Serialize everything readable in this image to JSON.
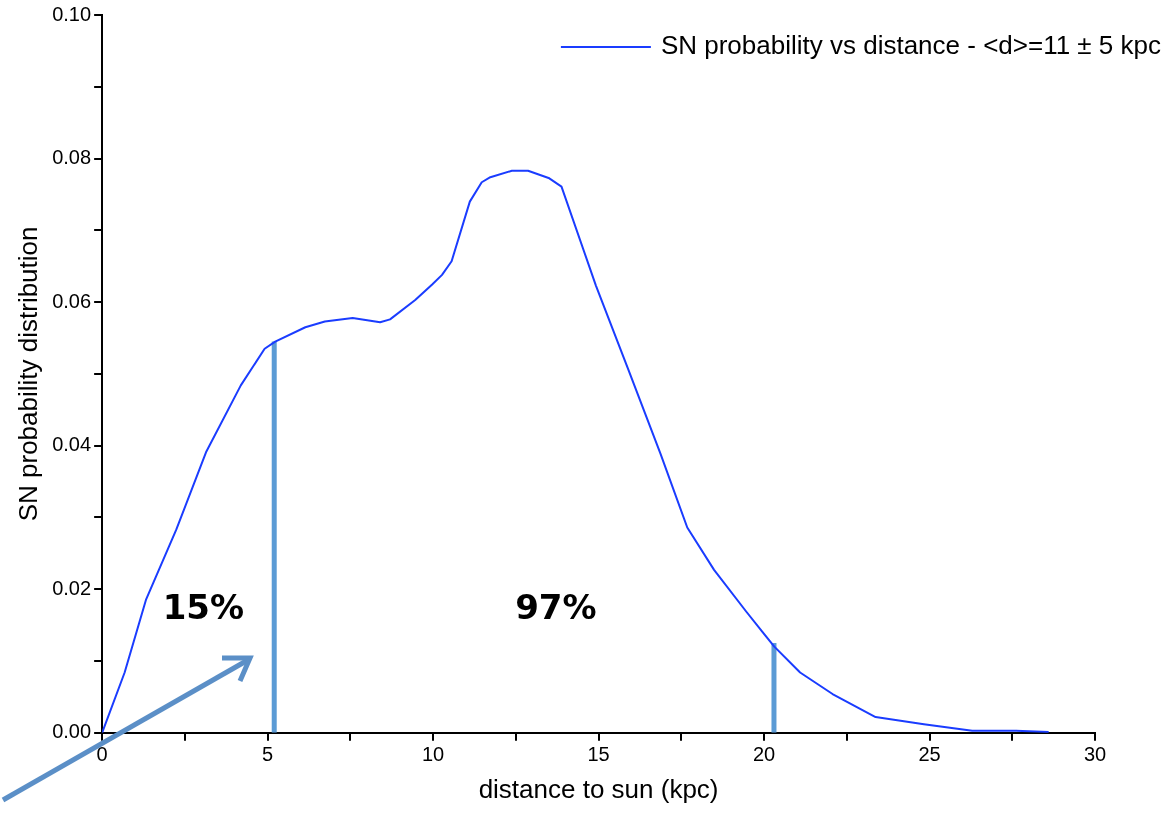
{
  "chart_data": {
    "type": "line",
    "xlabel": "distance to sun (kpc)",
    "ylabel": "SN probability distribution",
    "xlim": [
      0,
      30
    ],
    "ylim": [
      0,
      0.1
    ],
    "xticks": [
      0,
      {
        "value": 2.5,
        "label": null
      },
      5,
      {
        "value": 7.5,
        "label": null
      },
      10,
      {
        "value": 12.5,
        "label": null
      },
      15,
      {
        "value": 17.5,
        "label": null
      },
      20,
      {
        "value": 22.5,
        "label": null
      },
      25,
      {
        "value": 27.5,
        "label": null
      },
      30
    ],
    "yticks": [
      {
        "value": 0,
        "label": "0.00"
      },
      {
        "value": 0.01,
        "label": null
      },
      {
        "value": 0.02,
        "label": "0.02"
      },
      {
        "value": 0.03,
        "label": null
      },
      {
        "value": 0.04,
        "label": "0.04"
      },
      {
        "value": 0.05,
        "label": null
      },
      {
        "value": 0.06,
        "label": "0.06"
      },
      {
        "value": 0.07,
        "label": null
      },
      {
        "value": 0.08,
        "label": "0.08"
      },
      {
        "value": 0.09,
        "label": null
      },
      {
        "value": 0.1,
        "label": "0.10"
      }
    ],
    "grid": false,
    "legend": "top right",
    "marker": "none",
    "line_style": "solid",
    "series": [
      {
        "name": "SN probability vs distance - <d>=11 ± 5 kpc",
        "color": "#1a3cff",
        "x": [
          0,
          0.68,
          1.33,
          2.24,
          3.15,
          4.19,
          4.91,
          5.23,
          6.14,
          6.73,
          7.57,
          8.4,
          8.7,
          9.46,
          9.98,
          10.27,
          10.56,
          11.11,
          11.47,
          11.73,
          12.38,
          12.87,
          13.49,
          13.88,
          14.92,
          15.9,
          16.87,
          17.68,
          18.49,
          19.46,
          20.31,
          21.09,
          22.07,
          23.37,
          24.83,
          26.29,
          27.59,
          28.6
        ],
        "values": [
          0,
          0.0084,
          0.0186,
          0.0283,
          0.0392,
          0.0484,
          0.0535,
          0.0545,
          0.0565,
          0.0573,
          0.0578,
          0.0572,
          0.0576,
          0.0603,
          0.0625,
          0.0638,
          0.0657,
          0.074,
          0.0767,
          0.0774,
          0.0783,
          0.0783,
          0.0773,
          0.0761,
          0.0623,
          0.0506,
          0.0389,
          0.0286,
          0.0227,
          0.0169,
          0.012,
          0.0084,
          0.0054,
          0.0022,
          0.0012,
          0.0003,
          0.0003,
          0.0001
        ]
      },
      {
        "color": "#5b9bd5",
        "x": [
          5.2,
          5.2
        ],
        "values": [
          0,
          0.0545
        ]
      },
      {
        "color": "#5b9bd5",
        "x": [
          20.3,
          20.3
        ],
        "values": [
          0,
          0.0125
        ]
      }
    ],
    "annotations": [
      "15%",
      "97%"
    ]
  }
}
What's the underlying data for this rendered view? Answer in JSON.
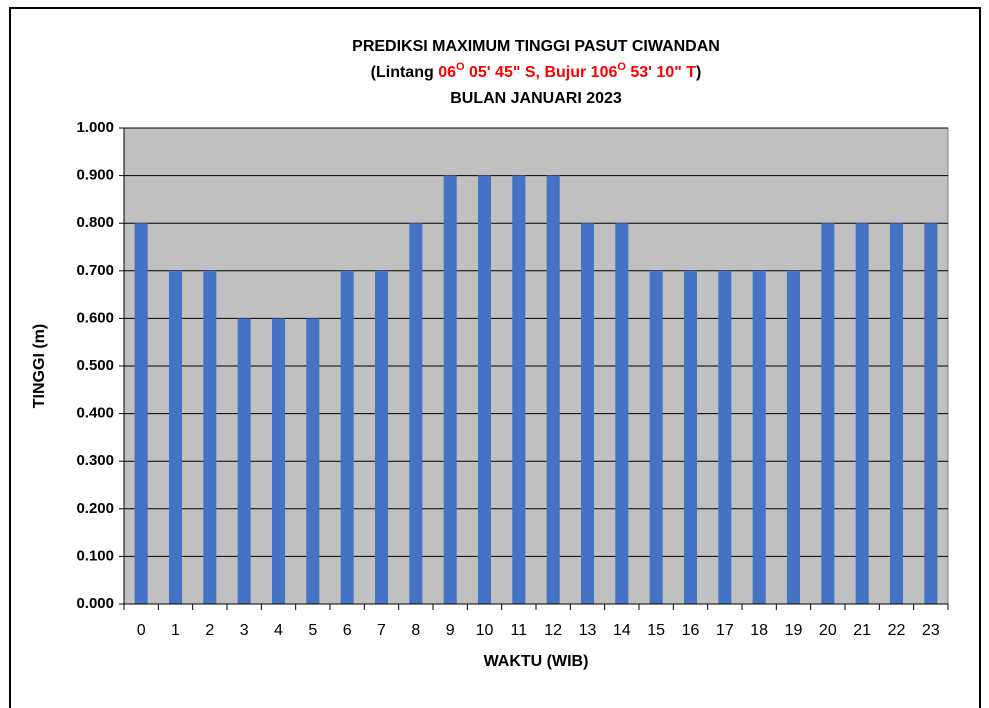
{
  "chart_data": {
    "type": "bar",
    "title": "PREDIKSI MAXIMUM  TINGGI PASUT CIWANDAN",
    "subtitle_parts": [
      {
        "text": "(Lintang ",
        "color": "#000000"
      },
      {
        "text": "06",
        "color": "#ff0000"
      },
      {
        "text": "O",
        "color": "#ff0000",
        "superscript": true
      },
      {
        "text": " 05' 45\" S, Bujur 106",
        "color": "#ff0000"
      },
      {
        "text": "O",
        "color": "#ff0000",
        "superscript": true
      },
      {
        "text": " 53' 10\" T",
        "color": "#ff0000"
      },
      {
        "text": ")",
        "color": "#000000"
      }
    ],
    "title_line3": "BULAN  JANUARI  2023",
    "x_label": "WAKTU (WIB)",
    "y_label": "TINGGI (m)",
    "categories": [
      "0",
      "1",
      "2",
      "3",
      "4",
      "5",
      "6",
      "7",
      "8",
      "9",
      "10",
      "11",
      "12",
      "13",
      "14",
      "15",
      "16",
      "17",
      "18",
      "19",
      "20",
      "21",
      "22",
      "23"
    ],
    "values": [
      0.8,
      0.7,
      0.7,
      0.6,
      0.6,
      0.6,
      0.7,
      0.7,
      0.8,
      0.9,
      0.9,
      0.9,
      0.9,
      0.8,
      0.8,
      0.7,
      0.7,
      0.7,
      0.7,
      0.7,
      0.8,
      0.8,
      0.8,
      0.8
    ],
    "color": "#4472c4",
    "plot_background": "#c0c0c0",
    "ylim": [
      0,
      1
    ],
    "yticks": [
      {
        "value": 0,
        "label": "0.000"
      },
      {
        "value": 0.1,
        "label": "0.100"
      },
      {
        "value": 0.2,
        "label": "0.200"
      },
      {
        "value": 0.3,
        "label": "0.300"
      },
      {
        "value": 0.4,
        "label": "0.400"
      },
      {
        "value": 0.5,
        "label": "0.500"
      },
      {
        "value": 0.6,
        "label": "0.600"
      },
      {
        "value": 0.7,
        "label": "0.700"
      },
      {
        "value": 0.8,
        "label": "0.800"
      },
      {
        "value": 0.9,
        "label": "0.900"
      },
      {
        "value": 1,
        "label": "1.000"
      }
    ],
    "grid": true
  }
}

********

● Objective
Quote everything in the listing above exactly; pictures are the only thing to omit.

● Complete response
Serialize everything readable in this image to JSON.
{
  "chart_data": {
    "type": "line",
    "xlabel": "distance to sun (kpc)",
    "ylabel": "SN probability distribution",
    "xlim": [
      0,
      30
    ],
    "ylim": [
      0,
      0.1
    ],
    "xticks": [
      0,
      {
        "value": 2.5,
        "label": null
      },
      5,
      {
        "value": 7.5,
        "label": null
      },
      10,
      {
        "value": 12.5,
        "label": null
      },
      15,
      {
        "value": 17.5,
        "label": null
      },
      20,
      {
        "value": 22.5,
        "label": null
      },
      25,
      {
        "value": 27.5,
        "label": null
      },
      30
    ],
    "yticks": [
      {
        "value": 0,
        "label": "0.00"
      },
      {
        "value": 0.01,
        "label": null
      },
      {
        "value": 0.02,
        "label": "0.02"
      },
      {
        "value": 0.03,
        "label": null
      },
      {
        "value": 0.04,
        "label": "0.04"
      },
      {
        "value": 0.05,
        "label": null
      },
      {
        "value": 0.06,
        "label": "0.06"
      },
      {
        "value": 0.07,
        "label": null
      },
      {
        "value": 0.08,
        "label": "0.08"
      },
      {
        "value": 0.09,
        "label": null
      },
      {
        "value": 0.1,
        "label": "0.10"
      }
    ],
    "grid": false,
    "legend": "top right",
    "marker": "none",
    "line_style": "solid",
    "series": [
      {
        "name": "SN probability vs distance - <d>=11 ± 5 kpc",
        "color": "#1a3cff",
        "x": [
          0,
          0.68,
          1.33,
          2.24,
          3.15,
          4.19,
          4.91,
          5.23,
          6.14,
          6.73,
          7.57,
          8.4,
          8.7,
          9.46,
          9.98,
          10.27,
          10.56,
          11.11,
          11.47,
          11.73,
          12.38,
          12.87,
          13.49,
          13.88,
          14.92,
          15.9,
          16.87,
          17.68,
          18.49,
          19.46,
          20.31,
          21.09,
          22.07,
          23.37,
          24.83,
          26.29,
          27.59,
          28.6
        ],
        "values": [
          0,
          0.0084,
          0.0186,
          0.0283,
          0.0392,
          0.0484,
          0.0535,
          0.0545,
          0.0565,
          0.0573,
          0.0578,
          0.0572,
          0.0576,
          0.0603,
          0.0625,
          0.0638,
          0.0657,
          0.074,
          0.0767,
          0.0774,
          0.0783,
          0.0783,
          0.0773,
          0.0761,
          0.0623,
          0.0506,
          0.0389,
          0.0286,
          0.0227,
          0.0169,
          0.012,
          0.0084,
          0.0054,
          0.0022,
          0.0012,
          0.0003,
          0.0003,
          0.0001
        ]
      },
      {
        "color": "#5b9bd5",
        "x": [
          5.2,
          5.2
        ],
        "values": [
          0,
          0.0545
        ]
      },
      {
        "color": "#5b9bd5",
        "x": [
          20.3,
          20.3
        ],
        "values": [
          0,
          0.0125
        ]
      }
    ],
    "annotations": [
      "15%",
      "97%"
    ]
  }
}
What's the underlying data for this rendered view? Answer in JSON.
{
  "chart_data": {
    "type": "bar",
    "title": "PREDIKSI MAXIMUM  TINGGI PASUT CIWANDAN",
    "subtitle_parts": [
      {
        "text": "(Lintang ",
        "color": "#000000"
      },
      {
        "text": "06",
        "color": "#ff0000"
      },
      {
        "text": "O",
        "color": "#ff0000",
        "superscript": true
      },
      {
        "text": " 05' 45\" S, Bujur 106",
        "color": "#ff0000"
      },
      {
        "text": "O",
        "color": "#ff0000",
        "superscript": true
      },
      {
        "text": " 53' 10\" T",
        "color": "#ff0000"
      },
      {
        "text": ")",
        "color": "#000000"
      }
    ],
    "title_line3": "BULAN  JANUARI  2023",
    "x_label": "WAKTU (WIB)",
    "y_label": "TINGGI (m)",
    "categories": [
      "0",
      "1",
      "2",
      "3",
      "4",
      "5",
      "6",
      "7",
      "8",
      "9",
      "10",
      "11",
      "12",
      "13",
      "14",
      "15",
      "16",
      "17",
      "18",
      "19",
      "20",
      "21",
      "22",
      "23"
    ],
    "values": [
      0.8,
      0.7,
      0.7,
      0.6,
      0.6,
      0.6,
      0.7,
      0.7,
      0.8,
      0.9,
      0.9,
      0.9,
      0.9,
      0.8,
      0.8,
      0.7,
      0.7,
      0.7,
      0.7,
      0.7,
      0.8,
      0.8,
      0.8,
      0.8
    ],
    "color": "#4472c4",
    "plot_background": "#c0c0c0",
    "ylim": [
      0,
      1
    ],
    "yticks": [
      {
        "value": 0,
        "label": "0.000"
      },
      {
        "value": 0.1,
        "label": "0.100"
      },
      {
        "value": 0.2,
        "label": "0.200"
      },
      {
        "value": 0.3,
        "label": "0.300"
      },
      {
        "value": 0.4,
        "label": "0.400"
      },
      {
        "value": 0.5,
        "label": "0.500"
      },
      {
        "value": 0.6,
        "label": "0.600"
      },
      {
        "value": 0.7,
        "label": "0.700"
      },
      {
        "value": 0.8,
        "label": "0.800"
      },
      {
        "value": 0.9,
        "label": "0.900"
      },
      {
        "value": 1,
        "label": "1.000"
      }
    ],
    "grid": true
  }
}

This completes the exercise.